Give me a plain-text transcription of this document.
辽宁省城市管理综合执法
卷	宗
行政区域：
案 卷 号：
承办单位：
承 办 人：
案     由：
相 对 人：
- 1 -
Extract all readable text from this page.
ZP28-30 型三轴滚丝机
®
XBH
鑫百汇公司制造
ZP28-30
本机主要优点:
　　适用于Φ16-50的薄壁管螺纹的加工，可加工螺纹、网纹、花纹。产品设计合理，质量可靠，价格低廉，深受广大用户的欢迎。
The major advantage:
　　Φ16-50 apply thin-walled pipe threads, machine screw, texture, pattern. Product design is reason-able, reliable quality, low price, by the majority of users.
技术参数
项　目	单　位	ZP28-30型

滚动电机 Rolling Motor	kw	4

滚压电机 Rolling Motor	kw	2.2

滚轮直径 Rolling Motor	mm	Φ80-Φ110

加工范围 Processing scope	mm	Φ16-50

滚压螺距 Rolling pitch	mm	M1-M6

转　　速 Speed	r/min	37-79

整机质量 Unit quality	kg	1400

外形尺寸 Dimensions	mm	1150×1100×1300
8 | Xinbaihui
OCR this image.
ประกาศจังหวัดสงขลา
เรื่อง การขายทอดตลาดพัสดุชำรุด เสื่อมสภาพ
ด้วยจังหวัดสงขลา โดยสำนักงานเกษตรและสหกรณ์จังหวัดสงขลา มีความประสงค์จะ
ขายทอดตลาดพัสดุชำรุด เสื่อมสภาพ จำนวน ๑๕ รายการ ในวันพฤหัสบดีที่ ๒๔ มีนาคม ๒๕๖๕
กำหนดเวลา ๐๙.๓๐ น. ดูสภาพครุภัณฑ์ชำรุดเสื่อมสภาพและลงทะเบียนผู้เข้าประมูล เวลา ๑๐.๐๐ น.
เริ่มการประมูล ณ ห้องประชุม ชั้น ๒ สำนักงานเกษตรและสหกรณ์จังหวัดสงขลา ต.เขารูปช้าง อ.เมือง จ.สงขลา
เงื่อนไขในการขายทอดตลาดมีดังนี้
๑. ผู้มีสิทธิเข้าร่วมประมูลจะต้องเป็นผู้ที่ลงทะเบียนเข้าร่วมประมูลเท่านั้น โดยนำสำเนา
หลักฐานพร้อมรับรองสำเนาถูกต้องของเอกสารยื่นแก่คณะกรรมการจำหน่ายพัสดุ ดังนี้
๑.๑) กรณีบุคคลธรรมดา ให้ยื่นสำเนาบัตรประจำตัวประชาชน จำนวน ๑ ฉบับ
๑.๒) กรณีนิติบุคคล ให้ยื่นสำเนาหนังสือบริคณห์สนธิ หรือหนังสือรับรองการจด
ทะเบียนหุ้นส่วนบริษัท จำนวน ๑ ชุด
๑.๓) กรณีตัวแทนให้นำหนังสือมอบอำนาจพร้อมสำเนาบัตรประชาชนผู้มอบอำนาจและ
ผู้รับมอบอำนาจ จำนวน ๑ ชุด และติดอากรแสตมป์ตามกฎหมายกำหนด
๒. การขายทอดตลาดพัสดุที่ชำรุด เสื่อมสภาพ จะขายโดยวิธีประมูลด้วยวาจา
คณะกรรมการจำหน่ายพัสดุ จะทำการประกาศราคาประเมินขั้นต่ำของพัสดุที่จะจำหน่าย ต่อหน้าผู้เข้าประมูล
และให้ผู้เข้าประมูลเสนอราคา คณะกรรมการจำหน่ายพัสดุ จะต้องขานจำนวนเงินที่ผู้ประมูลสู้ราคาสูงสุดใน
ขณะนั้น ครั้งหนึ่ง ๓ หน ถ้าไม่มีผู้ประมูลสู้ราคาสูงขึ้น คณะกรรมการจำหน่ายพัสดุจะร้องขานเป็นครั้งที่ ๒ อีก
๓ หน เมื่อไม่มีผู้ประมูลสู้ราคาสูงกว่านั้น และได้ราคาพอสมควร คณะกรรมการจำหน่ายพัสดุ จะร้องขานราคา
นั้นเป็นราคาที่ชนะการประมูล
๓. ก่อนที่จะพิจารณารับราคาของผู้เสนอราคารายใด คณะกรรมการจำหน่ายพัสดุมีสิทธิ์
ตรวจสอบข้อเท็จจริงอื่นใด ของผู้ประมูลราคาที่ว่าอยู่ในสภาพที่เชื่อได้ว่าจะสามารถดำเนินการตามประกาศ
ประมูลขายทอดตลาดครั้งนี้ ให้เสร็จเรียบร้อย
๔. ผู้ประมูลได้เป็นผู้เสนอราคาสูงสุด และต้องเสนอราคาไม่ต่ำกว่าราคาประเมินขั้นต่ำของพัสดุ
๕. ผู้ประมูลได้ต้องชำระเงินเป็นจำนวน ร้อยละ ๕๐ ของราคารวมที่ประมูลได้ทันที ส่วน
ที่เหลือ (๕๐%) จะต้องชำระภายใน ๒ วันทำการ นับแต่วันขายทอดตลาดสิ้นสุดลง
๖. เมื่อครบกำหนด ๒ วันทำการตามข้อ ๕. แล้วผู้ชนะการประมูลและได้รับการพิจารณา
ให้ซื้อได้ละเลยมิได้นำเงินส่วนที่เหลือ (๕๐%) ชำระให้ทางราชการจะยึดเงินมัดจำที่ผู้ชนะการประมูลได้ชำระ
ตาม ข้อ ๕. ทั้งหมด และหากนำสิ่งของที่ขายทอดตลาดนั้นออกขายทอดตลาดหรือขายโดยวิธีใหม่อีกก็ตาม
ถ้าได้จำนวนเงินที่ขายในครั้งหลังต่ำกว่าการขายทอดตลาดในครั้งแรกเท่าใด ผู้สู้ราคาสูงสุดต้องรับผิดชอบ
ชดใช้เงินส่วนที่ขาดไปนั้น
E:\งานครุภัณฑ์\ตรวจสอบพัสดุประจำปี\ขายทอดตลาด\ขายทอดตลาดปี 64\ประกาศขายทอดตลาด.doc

**Aim of the task**
Lines that hold "การขายทอดตลาดพ" are the ones to copy; find all of them.

**Solution**
เรื่อง การขายทอดตลาดพัสดุชำรุด เสื่อมสภาพ
๒. การขายทอดตลาดพัสดุที่ชำรุด เสื่อมสภาพ จะขายโดยวิธีประมูลด้วยวาจา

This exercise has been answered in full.